Instructions for the task
Print out each record below, unaltered and complete, without its images.

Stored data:
_ _ _ _

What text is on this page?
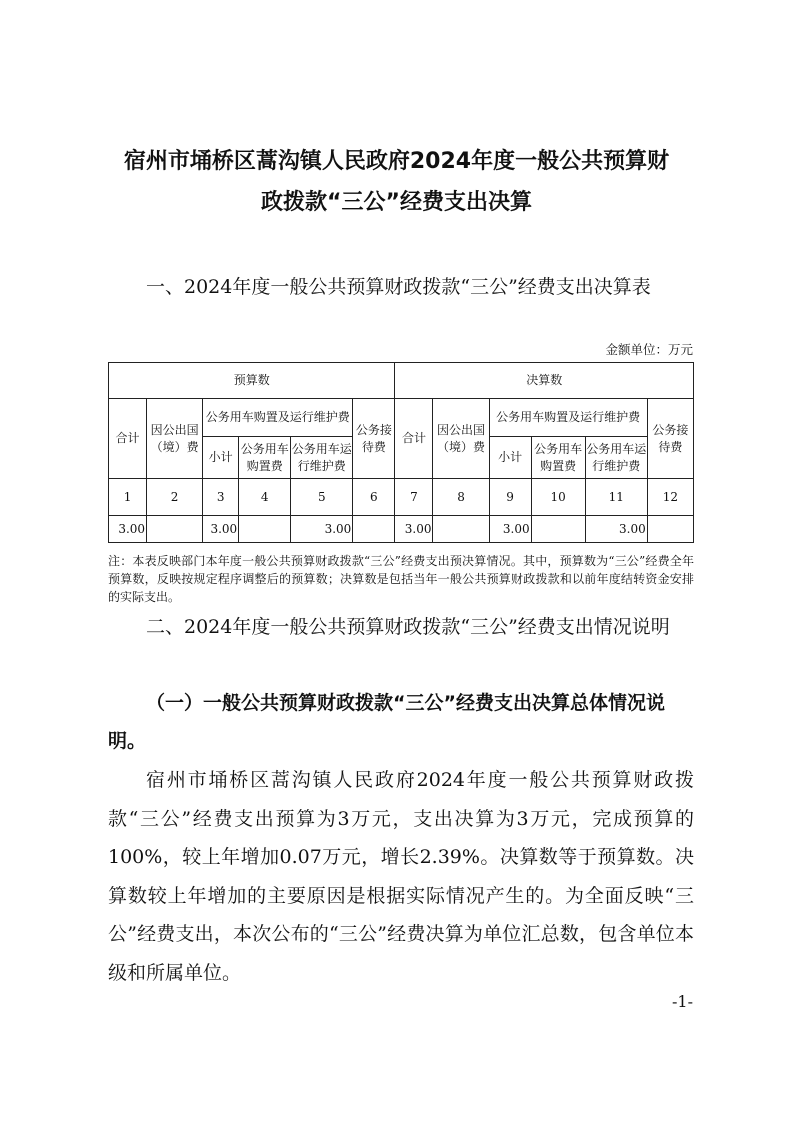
宿州市埇桥区蒿沟镇人民政府2024年度一般公共预算财
政拨款“三公”经费支出决算
一、2024年度一般公共预算财政拨款“三公”经费支出决算表
金额单位：万元
预算数						决算数					
合计	因公出国（境）费	公务用车购置及运行维护费			公务接待费	合计	因公出国（境）费	公务用车购置及运行维护费			公务接待费
		小计	公务用车购置费	公务用车运行维护费				小计	公务用车购置费	公务用车运行维护费	
1	2	3	4	5	6	7	8	9	10	11	12
3.00		3.00		3.00		3.00		3.00		3.00	
注：本表反映部门本年度一般公共预算财政拨款“三公”经费支出预决算情况。其中，预算数为“三公”经费全年预算数，反映按规定程序调整后的预算数；决算数是包括当年一般公共预算财政拨款和以前年度结转资金安排的实际支出。
二、2024年度一般公共预算财政拨款“三公”经费支出情况说明
（一）一般公共预算财政拨款“三公”经费支出决算总体情况说明。
宿州市埇桥区蒿沟镇人民政府2024年度一般公共预算财政拨款“三公”经费支出预算为3万元，支出决算为3万元，完成预算的100%，较上年增加0.07万元，增长2.39%。决算数等于预算数。决算数较上年增加的主要原因是根据实际情况产生的。为全面反映“三公”经费支出，本次公布的“三公”经费决算为单位汇总数，包含单位本级和所属单位。
-1-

_ _ _ _

Answer below
What text is on this page?
宿州市埇桥区蒿沟镇人民政府2024年度一般公共预算财
政拨款“三公”经费支出决算
一、2024年度一般公共预算财政拨款“三公”经费支出决算表
金额单位：万元
预算数						决算数					
合计	因公出国（境）费	公务用车购置及运行维护费			公务接待费	合计	因公出国（境）费	公务用车购置及运行维护费			公务接待费
		小计	公务用车购置费	公务用车运行维护费				小计	公务用车购置费	公务用车运行维护费	
1	2	3	4	5	6	7	8	9	10	11	12
3.00		3.00		3.00		3.00		3.00		3.00	
注：本表反映部门本年度一般公共预算财政拨款“三公”经费支出预决算情况。其中，预算数为“三公”经费全年预算数，反映按规定程序调整后的预算数；决算数是包括当年一般公共预算财政拨款和以前年度结转资金安排的实际支出。
二、2024年度一般公共预算财政拨款“三公”经费支出情况说明
（一）一般公共预算财政拨款“三公”经费支出决算总体情况说明。
宿州市埇桥区蒿沟镇人民政府2024年度一般公共预算财政拨款“三公”经费支出预算为3万元，支出决算为3万元，完成预算的100%，较上年增加0.07万元，增长2.39%。决算数等于预算数。决算数较上年增加的主要原因是根据实际情况产生的。为全面反映“三公”经费支出，本次公布的“三公”经费决算为单位汇总数，包含单位本级和所属单位。
-1-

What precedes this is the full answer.